Data to use:
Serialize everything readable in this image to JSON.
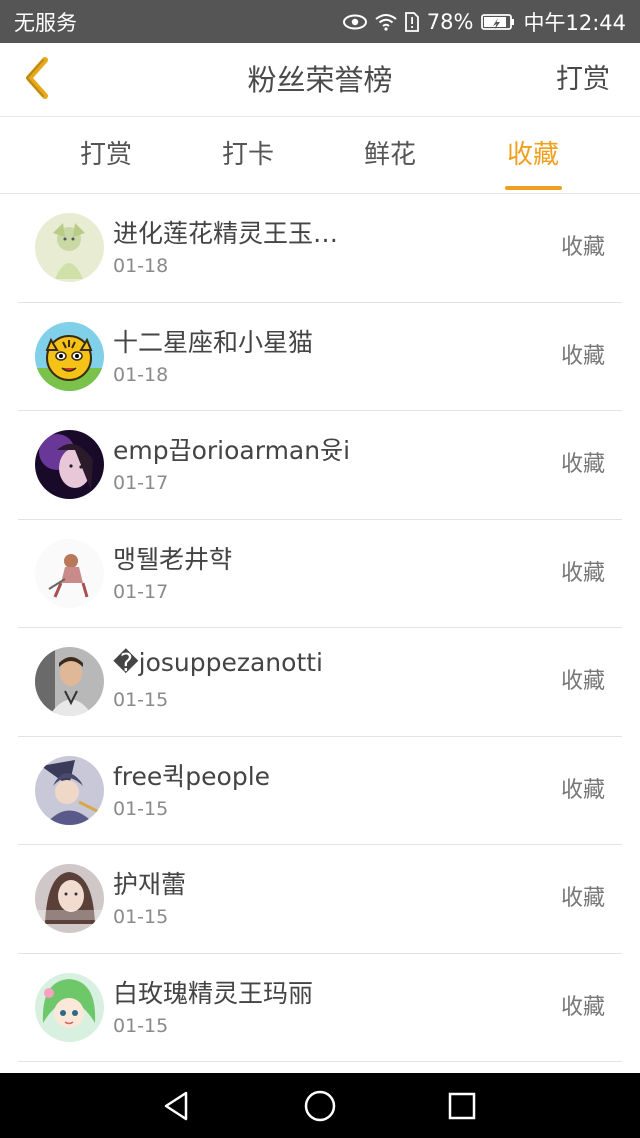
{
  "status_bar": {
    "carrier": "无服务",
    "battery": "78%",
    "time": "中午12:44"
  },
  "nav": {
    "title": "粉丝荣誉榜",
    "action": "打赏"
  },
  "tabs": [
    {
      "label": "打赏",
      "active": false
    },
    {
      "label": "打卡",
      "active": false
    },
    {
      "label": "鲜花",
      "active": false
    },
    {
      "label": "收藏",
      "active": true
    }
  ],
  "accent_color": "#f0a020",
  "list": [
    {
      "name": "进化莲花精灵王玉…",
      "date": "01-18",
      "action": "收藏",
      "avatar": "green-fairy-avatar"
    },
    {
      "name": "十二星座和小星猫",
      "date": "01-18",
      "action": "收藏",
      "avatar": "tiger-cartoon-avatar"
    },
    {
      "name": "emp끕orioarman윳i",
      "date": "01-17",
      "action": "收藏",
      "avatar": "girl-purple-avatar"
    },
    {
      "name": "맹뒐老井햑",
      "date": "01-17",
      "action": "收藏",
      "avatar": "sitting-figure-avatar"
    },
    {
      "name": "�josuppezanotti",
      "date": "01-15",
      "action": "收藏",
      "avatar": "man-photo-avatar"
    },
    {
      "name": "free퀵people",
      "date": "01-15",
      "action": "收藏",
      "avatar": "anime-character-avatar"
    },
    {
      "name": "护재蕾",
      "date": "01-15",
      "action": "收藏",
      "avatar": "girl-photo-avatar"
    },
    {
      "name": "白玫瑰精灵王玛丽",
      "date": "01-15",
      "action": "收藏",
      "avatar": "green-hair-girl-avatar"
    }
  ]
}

What you have to do: Extract all the entries word for word; omit any pictures.

Answer to the task:
Serialize everything readable in this image to JSON.
{
  "status_bar": {
    "carrier": "无服务",
    "battery": "78%",
    "time": "中午12:44"
  },
  "nav": {
    "title": "粉丝荣誉榜",
    "action": "打赏"
  },
  "tabs": [
    {
      "label": "打赏",
      "active": false
    },
    {
      "label": "打卡",
      "active": false
    },
    {
      "label": "鲜花",
      "active": false
    },
    {
      "label": "收藏",
      "active": true
    }
  ],
  "accent_color": "#f0a020",
  "list": [
    {
      "name": "进化莲花精灵王玉…",
      "date": "01-18",
      "action": "收藏",
      "avatar": "green-fairy-avatar"
    },
    {
      "name": "十二星座和小星猫",
      "date": "01-18",
      "action": "收藏",
      "avatar": "tiger-cartoon-avatar"
    },
    {
      "name": "emp끕orioarman윳i",
      "date": "01-17",
      "action": "收藏",
      "avatar": "girl-purple-avatar"
    },
    {
      "name": "맹뒐老井햑",
      "date": "01-17",
      "action": "收藏",
      "avatar": "sitting-figure-avatar"
    },
    {
      "name": "�josuppezanotti",
      "date": "01-15",
      "action": "收藏",
      "avatar": "man-photo-avatar"
    },
    {
      "name": "free퀵people",
      "date": "01-15",
      "action": "收藏",
      "avatar": "anime-character-avatar"
    },
    {
      "name": "护재蕾",
      "date": "01-15",
      "action": "收藏",
      "avatar": "girl-photo-avatar"
    },
    {
      "name": "白玫瑰精灵王玛丽",
      "date": "01-15",
      "action": "收藏",
      "avatar": "green-hair-girl-avatar"
    }
  ]
}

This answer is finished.